*Input material*.
• • • • • • •
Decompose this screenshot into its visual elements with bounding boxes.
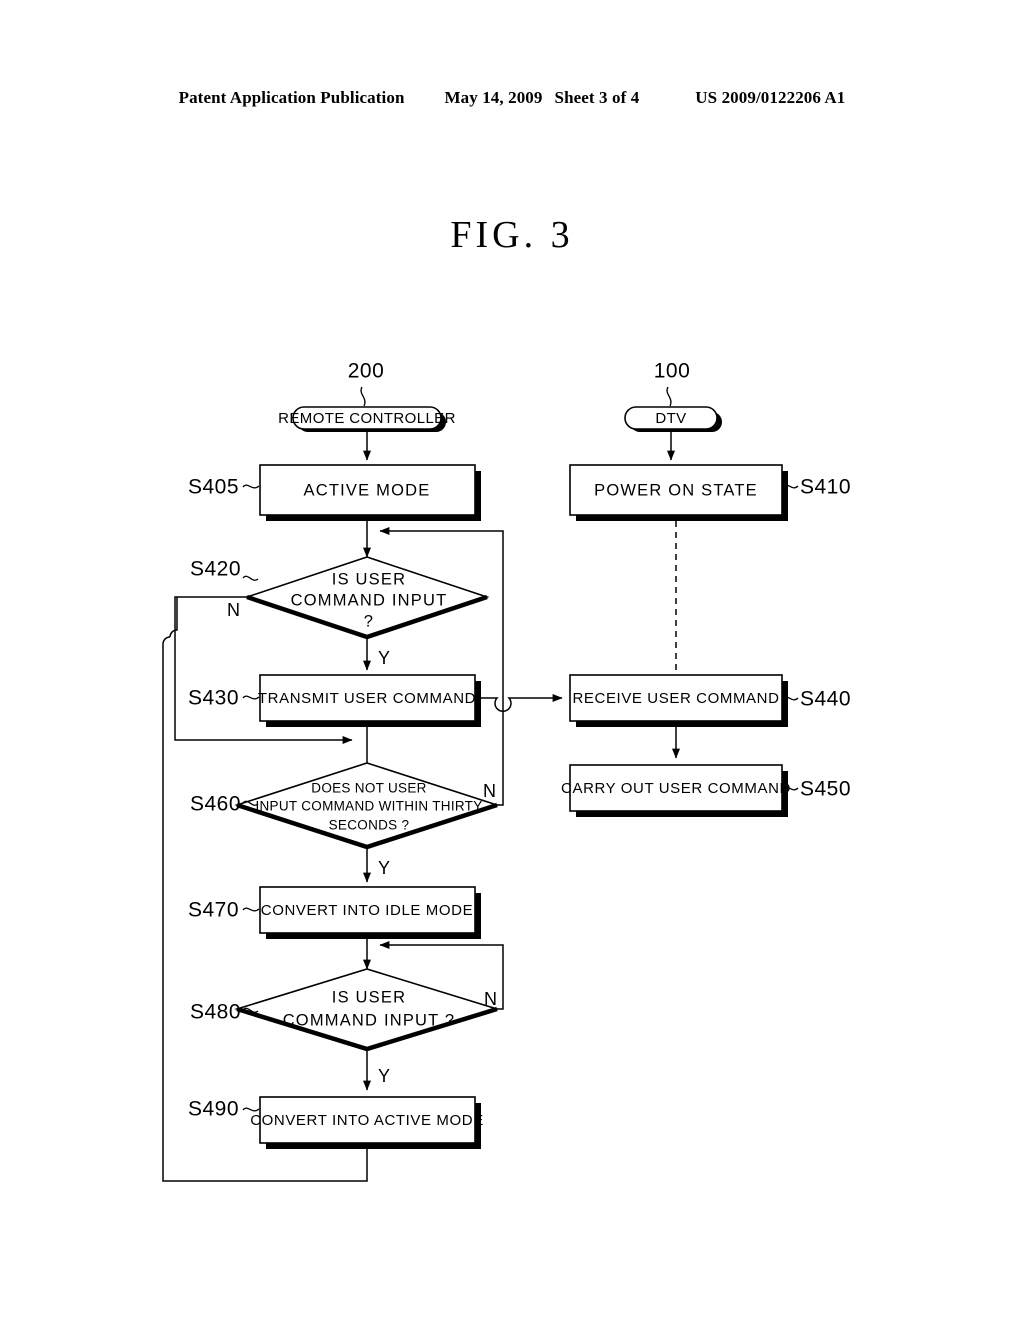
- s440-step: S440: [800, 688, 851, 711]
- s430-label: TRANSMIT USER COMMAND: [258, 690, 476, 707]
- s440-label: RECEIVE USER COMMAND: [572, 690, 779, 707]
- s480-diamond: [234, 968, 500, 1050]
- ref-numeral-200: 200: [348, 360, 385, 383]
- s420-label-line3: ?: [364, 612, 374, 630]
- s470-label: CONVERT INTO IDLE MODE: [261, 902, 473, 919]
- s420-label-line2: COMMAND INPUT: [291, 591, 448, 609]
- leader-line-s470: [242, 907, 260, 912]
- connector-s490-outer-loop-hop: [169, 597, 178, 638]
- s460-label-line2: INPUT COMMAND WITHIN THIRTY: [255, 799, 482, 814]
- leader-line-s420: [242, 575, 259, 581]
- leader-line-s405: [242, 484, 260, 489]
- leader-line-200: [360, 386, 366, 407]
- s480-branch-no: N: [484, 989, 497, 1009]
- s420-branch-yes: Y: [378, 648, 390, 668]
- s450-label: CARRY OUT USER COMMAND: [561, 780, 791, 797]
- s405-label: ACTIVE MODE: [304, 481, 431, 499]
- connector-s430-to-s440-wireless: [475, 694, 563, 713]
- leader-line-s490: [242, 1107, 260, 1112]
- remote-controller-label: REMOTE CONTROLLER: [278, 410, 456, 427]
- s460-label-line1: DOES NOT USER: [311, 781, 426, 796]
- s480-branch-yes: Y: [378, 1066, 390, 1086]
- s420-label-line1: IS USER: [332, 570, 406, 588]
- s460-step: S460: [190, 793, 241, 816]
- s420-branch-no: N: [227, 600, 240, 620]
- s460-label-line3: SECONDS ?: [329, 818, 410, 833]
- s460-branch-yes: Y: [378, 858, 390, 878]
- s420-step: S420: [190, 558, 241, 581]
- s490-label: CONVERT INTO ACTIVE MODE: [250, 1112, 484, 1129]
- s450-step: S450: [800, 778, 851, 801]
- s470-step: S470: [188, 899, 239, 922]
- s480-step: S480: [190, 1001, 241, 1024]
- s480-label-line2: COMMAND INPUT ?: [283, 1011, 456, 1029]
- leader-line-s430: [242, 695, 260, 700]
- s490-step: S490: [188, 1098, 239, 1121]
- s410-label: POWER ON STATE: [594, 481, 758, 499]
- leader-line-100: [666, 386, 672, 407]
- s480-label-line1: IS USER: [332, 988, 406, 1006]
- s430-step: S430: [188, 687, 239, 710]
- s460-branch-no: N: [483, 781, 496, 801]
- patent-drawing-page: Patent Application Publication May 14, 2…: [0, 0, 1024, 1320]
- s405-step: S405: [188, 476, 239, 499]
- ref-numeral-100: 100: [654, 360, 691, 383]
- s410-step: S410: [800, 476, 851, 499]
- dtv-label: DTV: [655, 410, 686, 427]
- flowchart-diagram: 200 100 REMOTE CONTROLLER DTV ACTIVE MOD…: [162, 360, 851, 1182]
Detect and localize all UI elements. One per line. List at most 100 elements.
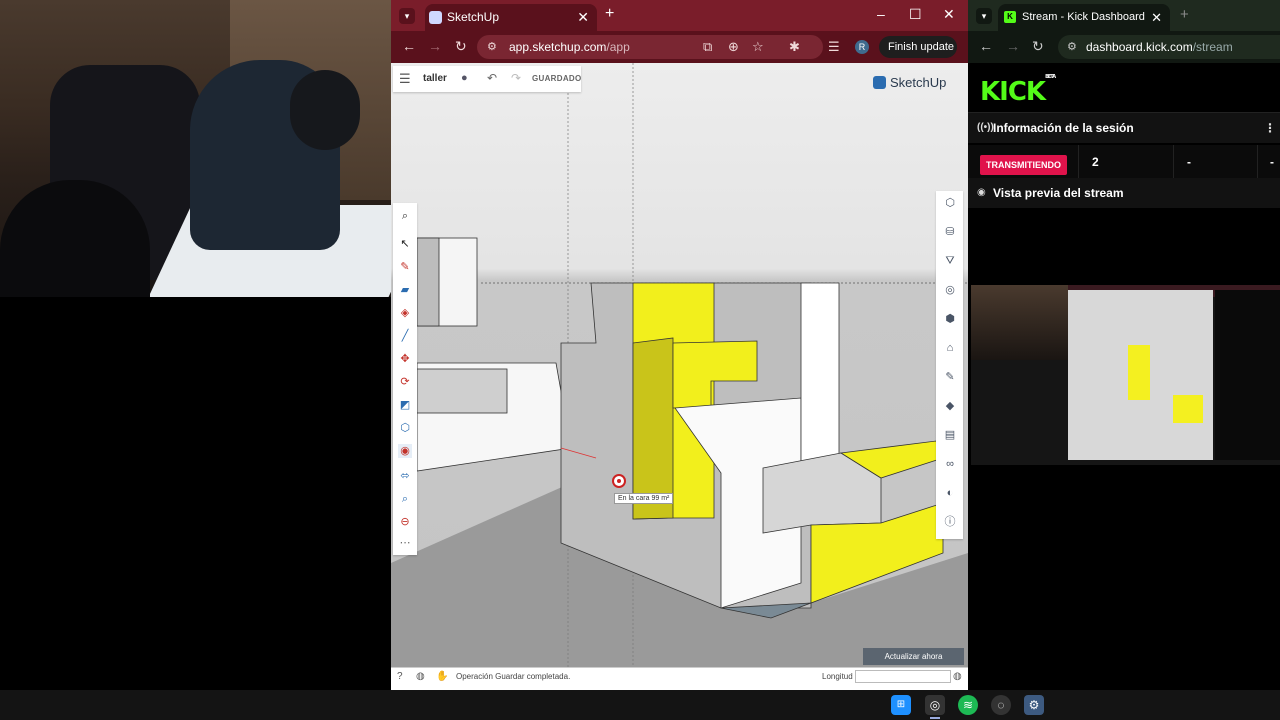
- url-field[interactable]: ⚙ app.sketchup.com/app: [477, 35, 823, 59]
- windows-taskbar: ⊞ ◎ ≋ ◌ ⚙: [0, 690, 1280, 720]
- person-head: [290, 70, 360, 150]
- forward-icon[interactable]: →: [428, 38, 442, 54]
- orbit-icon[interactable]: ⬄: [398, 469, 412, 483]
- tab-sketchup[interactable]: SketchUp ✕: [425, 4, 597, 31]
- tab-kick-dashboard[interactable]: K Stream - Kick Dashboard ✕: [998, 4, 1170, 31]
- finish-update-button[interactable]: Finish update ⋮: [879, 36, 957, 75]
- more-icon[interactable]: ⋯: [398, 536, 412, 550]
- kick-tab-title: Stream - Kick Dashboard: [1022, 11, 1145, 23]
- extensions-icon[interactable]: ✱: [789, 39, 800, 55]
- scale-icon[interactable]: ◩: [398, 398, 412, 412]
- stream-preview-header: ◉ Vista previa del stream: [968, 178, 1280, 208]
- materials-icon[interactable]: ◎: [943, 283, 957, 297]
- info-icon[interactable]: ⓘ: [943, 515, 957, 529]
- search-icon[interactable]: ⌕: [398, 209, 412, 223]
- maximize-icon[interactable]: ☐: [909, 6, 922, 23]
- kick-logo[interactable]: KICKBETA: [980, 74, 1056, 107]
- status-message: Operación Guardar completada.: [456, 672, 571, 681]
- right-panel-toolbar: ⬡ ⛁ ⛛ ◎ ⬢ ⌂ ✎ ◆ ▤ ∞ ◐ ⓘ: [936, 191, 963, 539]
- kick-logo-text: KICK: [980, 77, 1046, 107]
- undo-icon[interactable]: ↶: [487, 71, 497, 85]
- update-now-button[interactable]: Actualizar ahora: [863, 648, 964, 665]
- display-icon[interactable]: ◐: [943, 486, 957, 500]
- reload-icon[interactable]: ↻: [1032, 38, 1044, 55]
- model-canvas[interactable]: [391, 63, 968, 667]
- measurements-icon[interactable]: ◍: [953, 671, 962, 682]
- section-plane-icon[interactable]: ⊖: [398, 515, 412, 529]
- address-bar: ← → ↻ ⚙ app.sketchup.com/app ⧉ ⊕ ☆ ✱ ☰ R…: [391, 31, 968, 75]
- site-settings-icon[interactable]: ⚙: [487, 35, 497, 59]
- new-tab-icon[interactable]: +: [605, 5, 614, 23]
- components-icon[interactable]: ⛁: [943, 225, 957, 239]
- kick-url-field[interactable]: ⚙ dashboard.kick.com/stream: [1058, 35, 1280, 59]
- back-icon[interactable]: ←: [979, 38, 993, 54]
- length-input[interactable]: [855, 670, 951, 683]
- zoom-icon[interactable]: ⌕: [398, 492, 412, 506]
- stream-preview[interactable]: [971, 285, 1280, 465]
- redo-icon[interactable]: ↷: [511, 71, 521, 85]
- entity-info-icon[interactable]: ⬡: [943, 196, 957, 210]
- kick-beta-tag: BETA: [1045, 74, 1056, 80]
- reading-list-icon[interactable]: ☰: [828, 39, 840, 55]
• • • • • • •
*Requirement*.
Please reproduce all the rows above with "THIRTY" switched to "SIXTY" and everything else unchanged. Omit the pictures from your answer.

*Output of the task*.
Decompose this screenshot into its visual elements with bounding boxes.
- s440-step: S440: [800, 688, 851, 711]
- s430-label: TRANSMIT USER COMMAND: [258, 690, 476, 707]
- s440-label: RECEIVE USER COMMAND: [572, 690, 779, 707]
- s480-diamond: [234, 968, 500, 1050]
- ref-numeral-200: 200: [348, 360, 385, 383]
- s420-label-line3: ?: [364, 612, 374, 630]
- s470-label: CONVERT INTO IDLE MODE: [261, 902, 473, 919]
- s420-label-line2: COMMAND INPUT: [291, 591, 448, 609]
- leader-line-s470: [242, 907, 260, 912]
- connector-s490-outer-loop-hop: [169, 597, 178, 638]
- s460-label-line2: INPUT COMMAND WITHIN SIXTY: [255, 799, 482, 814]
- leader-line-s420: [242, 575, 259, 581]
- leader-line-s405: [242, 484, 260, 489]
- leader-line-200: [360, 386, 366, 407]
- s480-branch-no: N: [484, 989, 497, 1009]
- s420-branch-yes: Y: [378, 648, 390, 668]
- s450-label: CARRY OUT USER COMMAND: [561, 780, 791, 797]
- s405-label: ACTIVE MODE: [304, 481, 431, 499]
- connector-s430-to-s440-wireless: [475, 694, 563, 713]
- leader-line-s490: [242, 1107, 260, 1112]
- remote-controller-label: REMOTE CONTROLLER: [278, 410, 456, 427]
- s460-label-line1: DOES NOT USER: [311, 781, 426, 796]
- s480-branch-yes: Y: [378, 1066, 390, 1086]
- s420-label-line1: IS USER: [332, 570, 406, 588]
- s460-step: S460: [190, 793, 241, 816]
- s420-branch-no: N: [227, 600, 240, 620]
- s460-label-line3: SECONDS ?: [329, 818, 410, 833]
- s460-branch-yes: Y: [378, 858, 390, 878]
- s420-step: S420: [190, 558, 241, 581]
- s490-label: CONVERT INTO ACTIVE MODE: [250, 1112, 484, 1129]
- s450-step: S450: [800, 778, 851, 801]
- s470-step: S470: [188, 899, 239, 922]
- s480-step: S480: [190, 1001, 241, 1024]
- s480-label-line2: COMMAND INPUT ?: [283, 1011, 456, 1029]
- leader-line-s430: [242, 695, 260, 700]
- s490-step: S490: [188, 1098, 239, 1121]
- s410-label: POWER ON STATE: [594, 481, 758, 499]
- leader-line-100: [666, 386, 672, 407]
- s480-label-line1: IS USER: [332, 988, 406, 1006]
- s430-step: S430: [188, 687, 239, 710]
- s460-branch-no: N: [483, 781, 496, 801]
- patent-drawing-page: Patent Application Publication May 14, 2…: [0, 0, 1024, 1320]
- s405-step: S405: [188, 476, 239, 499]
- ref-numeral-100: 100: [654, 360, 691, 383]
- s410-step: S410: [800, 476, 851, 499]
- dtv-label: DTV: [655, 410, 686, 427]
- flowchart-diagram: 200 100 REMOTE CONTROLLER DTV ACTIVE MOD…: [162, 360, 851, 1182]
Detect and localize all UI elements. One per line. List at most 100 elements.
- url-field[interactable]: ⚙ app.sketchup.com/app: [477, 35, 823, 59]
- windows-taskbar: ⊞ ◎ ≋ ◌ ⚙: [0, 690, 1280, 720]
- person-head: [290, 70, 360, 150]
- forward-icon[interactable]: →: [428, 38, 442, 54]
- orbit-icon[interactable]: ⬄: [398, 469, 412, 483]
- tab-sketchup[interactable]: SketchUp ✕: [425, 4, 597, 31]
- tab-kick-dashboard[interactable]: K Stream - Kick Dashboard ✕: [998, 4, 1170, 31]
- finish-update-button[interactable]: Finish update ⋮: [879, 36, 957, 75]
- more-icon[interactable]: ⋯: [398, 536, 412, 550]
- kick-tab-title: Stream - Kick Dashboard: [1022, 11, 1145, 23]
- extensions-icon[interactable]: ✱: [789, 39, 800, 55]
- scale-icon[interactable]: ◩: [398, 398, 412, 412]
- stream-preview-header: ◉ Vista previa del stream: [968, 178, 1280, 208]
- materials-icon[interactable]: ◎: [943, 283, 957, 297]
- info-icon[interactable]: ⓘ: [943, 515, 957, 529]
- search-icon[interactable]: ⌕: [398, 209, 412, 223]
- maximize-icon[interactable]: ☐: [909, 6, 922, 23]
- kick-logo[interactable]: KICKBETA: [980, 74, 1056, 107]
- status-message: Operación Guardar completada.: [456, 672, 571, 681]
- right-panel-toolbar: ⬡ ⛁ ⛛ ◎ ⬢ ⌂ ✎ ◆ ▤ ∞ ◐ ⓘ: [936, 191, 963, 539]
- kick-logo-text: KICK: [980, 77, 1046, 107]
- undo-icon[interactable]: ↶: [487, 71, 497, 85]
- update-now-button[interactable]: Actualizar ahora: [863, 648, 964, 665]
- display-icon[interactable]: ◐: [943, 486, 957, 500]
- reload-icon[interactable]: ↻: [1032, 38, 1044, 55]
- model-canvas[interactable]: [391, 63, 968, 667]
- measurements-icon[interactable]: ◍: [953, 671, 962, 682]
- section-plane-icon[interactable]: ⊖: [398, 515, 412, 529]
- address-bar: ← → ↻ ⚙ app.sketchup.com/app ⧉ ⊕ ☆ ✱ ☰ R…: [391, 31, 968, 75]
- site-settings-icon[interactable]: ⚙: [487, 35, 497, 59]
- new-tab-icon[interactable]: +: [605, 5, 614, 23]
- components-icon[interactable]: ⛁: [943, 225, 957, 239]
- kick-url-field[interactable]: ⚙ dashboard.kick.com/stream: [1058, 35, 1280, 59]
- back-icon[interactable]: ←: [979, 38, 993, 54]
- length-input[interactable]: [855, 670, 951, 683]
- zoom-icon[interactable]: ⌕: [398, 492, 412, 506]
- stream-preview[interactable]: [971, 285, 1280, 465]
- redo-icon[interactable]: ↷: [511, 71, 521, 85]
- entity-info-icon[interactable]: ⬡: [943, 196, 957, 210]
- kick-beta-tag: BETA: [1045, 74, 1056, 80]
- reading-list-icon[interactable]: ☰: [828, 39, 840, 55]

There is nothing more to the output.